• _Listing_
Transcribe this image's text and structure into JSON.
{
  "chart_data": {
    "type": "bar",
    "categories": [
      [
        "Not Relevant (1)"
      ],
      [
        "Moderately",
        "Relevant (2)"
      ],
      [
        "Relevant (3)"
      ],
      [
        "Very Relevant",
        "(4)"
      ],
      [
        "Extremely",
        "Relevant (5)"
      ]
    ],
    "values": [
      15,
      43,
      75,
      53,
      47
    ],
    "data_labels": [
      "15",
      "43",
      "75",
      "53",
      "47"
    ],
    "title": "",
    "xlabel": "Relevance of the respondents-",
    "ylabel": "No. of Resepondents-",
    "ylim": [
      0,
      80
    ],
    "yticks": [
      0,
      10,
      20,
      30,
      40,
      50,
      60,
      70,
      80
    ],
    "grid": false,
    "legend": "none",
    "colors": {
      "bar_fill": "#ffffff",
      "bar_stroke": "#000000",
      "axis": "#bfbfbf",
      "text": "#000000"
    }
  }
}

• _Set problem_
Emit the full listing verbatim.

• _Completed task_
Transcribe this image's text and structure into JSON.
{
  "chart_data": {
    "type": "bar",
    "categories": [
      [
        "Not Relevant (1)"
      ],
      [
        "Moderately",
        "Relevant (2)"
      ],
      [
        "Relevant (3)"
      ],
      [
        "Very Relevant",
        "(4)"
      ],
      [
        "Extremely",
        "Relevant (5)"
      ]
    ],
    "values": [
      15,
      43,
      75,
      53,
      47
    ],
    "data_labels": [
      "15",
      "43",
      "75",
      "53",
      "47"
    ],
    "title": "",
    "xlabel": "Relevance of the respondents-",
    "ylabel": "No. of Resepondents-",
    "ylim": [
      0,
      80
    ],
    "yticks": [
      0,
      10,
      20,
      30,
      40,
      50,
      60,
      70,
      80
    ],
    "grid": false,
    "legend": "none",
    "colors": {
      "bar_fill": "#ffffff",
      "bar_stroke": "#000000",
      "axis": "#bfbfbf",
      "text": "#000000"
    }
  }
}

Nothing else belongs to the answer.